=== Given data ===

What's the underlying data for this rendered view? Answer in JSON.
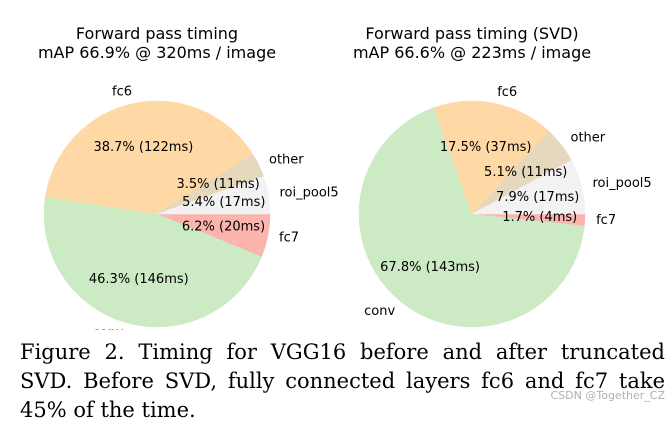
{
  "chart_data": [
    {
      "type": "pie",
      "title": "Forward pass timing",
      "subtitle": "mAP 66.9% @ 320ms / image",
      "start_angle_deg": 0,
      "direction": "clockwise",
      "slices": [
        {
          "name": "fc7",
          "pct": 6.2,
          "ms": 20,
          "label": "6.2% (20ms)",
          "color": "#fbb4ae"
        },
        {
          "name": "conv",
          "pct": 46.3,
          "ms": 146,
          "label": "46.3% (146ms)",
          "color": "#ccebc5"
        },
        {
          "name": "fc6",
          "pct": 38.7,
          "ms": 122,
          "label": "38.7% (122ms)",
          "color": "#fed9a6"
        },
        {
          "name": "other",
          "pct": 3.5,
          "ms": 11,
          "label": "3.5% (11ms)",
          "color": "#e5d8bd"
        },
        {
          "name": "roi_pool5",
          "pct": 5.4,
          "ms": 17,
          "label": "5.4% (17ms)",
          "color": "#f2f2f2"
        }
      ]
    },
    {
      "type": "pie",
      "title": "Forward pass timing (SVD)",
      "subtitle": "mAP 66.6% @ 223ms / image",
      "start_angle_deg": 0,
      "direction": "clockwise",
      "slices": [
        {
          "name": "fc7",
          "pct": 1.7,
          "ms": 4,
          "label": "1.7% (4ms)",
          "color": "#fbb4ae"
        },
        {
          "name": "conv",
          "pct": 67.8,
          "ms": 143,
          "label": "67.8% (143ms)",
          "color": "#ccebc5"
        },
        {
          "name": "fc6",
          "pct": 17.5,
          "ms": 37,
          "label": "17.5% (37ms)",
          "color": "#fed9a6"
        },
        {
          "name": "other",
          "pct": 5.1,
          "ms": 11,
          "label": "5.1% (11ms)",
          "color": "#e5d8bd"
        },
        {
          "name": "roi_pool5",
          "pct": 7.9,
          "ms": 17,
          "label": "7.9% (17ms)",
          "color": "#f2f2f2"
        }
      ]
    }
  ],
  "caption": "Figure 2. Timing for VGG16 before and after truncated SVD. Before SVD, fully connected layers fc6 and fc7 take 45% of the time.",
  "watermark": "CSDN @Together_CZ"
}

===
=== Given data ===

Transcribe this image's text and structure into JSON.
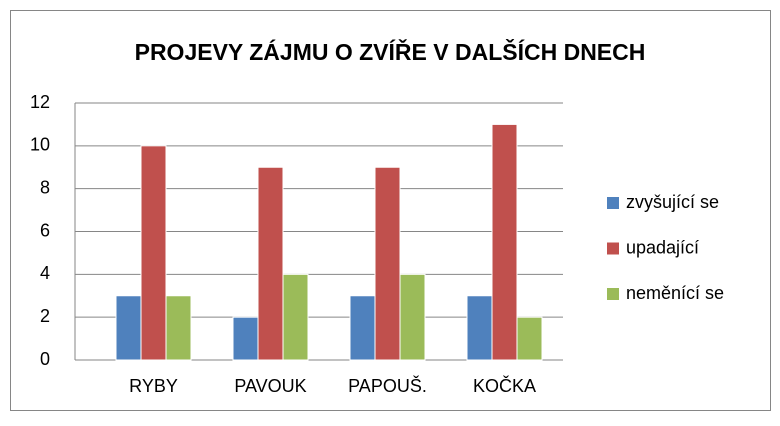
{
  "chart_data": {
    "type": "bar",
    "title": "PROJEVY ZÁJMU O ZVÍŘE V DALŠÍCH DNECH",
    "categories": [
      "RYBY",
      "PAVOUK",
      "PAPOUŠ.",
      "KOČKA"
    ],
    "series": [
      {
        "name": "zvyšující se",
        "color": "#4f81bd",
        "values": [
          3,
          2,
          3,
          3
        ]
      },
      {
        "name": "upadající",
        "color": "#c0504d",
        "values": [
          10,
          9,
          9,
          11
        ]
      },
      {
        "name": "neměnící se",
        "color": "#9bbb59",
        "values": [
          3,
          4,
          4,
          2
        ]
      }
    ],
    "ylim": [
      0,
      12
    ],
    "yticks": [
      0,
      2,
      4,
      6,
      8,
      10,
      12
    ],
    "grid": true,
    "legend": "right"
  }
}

===
=== Given data ===

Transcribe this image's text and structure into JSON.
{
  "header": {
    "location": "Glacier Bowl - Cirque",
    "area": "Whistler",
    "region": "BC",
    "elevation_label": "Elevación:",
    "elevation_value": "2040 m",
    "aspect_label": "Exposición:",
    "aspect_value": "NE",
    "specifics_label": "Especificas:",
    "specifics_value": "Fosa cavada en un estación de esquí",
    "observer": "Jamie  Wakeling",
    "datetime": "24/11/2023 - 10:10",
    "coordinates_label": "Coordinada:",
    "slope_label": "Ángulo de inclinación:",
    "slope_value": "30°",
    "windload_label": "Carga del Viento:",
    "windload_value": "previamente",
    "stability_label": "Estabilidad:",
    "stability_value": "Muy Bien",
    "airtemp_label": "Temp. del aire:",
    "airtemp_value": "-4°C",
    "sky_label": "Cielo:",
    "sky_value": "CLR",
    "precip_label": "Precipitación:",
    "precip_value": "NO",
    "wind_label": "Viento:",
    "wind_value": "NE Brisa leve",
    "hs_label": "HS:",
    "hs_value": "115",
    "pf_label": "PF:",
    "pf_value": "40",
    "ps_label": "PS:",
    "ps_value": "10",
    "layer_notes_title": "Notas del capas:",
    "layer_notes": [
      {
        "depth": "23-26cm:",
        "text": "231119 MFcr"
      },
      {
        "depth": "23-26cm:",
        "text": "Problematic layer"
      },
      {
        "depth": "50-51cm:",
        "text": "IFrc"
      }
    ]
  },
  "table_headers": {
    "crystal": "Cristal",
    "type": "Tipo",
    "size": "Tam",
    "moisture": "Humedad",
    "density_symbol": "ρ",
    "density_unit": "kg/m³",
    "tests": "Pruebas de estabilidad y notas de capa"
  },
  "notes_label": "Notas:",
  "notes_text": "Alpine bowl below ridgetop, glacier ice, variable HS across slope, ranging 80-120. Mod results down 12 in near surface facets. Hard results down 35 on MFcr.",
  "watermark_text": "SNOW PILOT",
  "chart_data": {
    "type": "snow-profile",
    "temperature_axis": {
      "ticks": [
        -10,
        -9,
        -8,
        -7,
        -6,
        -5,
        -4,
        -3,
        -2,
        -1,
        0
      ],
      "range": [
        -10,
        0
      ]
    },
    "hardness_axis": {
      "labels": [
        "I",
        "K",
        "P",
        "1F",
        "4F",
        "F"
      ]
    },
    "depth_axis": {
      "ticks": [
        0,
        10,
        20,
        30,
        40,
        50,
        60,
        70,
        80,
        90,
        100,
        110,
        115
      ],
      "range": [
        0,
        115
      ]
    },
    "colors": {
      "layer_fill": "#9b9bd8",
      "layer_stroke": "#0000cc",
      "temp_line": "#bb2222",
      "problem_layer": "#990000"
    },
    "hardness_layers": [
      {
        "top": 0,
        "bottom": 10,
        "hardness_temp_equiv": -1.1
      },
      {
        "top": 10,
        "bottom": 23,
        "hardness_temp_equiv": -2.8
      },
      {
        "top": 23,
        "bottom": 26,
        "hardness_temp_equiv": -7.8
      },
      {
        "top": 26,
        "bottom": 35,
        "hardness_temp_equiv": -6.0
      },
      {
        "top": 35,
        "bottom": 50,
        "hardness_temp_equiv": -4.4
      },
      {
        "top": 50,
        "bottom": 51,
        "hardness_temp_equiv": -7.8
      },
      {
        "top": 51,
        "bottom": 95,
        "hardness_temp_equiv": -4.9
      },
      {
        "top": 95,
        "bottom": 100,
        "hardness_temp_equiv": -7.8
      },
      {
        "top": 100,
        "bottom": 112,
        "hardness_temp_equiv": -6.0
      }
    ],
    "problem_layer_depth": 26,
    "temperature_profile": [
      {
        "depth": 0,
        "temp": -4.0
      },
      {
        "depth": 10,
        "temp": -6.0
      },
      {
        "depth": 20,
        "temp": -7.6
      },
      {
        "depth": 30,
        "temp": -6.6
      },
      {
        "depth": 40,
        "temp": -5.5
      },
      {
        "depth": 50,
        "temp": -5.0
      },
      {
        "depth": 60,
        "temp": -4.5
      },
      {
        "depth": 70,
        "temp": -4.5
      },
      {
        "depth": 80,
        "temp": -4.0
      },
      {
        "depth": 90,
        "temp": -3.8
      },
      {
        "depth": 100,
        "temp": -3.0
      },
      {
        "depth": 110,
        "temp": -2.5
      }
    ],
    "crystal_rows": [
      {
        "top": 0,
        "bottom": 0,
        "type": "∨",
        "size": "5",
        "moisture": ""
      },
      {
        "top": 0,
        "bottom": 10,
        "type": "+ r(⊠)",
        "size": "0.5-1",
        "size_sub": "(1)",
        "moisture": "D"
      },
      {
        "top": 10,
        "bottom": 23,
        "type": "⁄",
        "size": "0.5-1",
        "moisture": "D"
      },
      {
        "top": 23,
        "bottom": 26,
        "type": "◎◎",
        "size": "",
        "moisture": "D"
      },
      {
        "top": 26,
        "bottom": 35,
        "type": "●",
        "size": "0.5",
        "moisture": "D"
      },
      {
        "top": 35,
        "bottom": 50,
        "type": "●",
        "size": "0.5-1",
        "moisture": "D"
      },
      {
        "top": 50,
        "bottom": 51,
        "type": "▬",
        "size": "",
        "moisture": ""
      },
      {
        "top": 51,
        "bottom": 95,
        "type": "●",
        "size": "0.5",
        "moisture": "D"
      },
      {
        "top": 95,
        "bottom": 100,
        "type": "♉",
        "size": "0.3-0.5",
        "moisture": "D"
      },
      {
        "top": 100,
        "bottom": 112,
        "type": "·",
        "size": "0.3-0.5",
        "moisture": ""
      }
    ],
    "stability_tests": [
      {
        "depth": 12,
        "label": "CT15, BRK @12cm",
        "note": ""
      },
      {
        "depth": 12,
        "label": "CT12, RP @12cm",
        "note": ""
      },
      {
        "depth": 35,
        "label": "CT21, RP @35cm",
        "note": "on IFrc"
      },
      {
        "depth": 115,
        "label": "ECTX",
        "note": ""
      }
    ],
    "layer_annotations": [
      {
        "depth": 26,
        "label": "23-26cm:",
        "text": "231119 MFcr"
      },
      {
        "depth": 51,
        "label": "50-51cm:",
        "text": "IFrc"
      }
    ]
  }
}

===

Problem statement: Check each line of the records for the word "pass", and show the lines that contain it.

Worked solution:
      "title": "Forward pass timing",
      "title": "Forward pass timing (SVD)",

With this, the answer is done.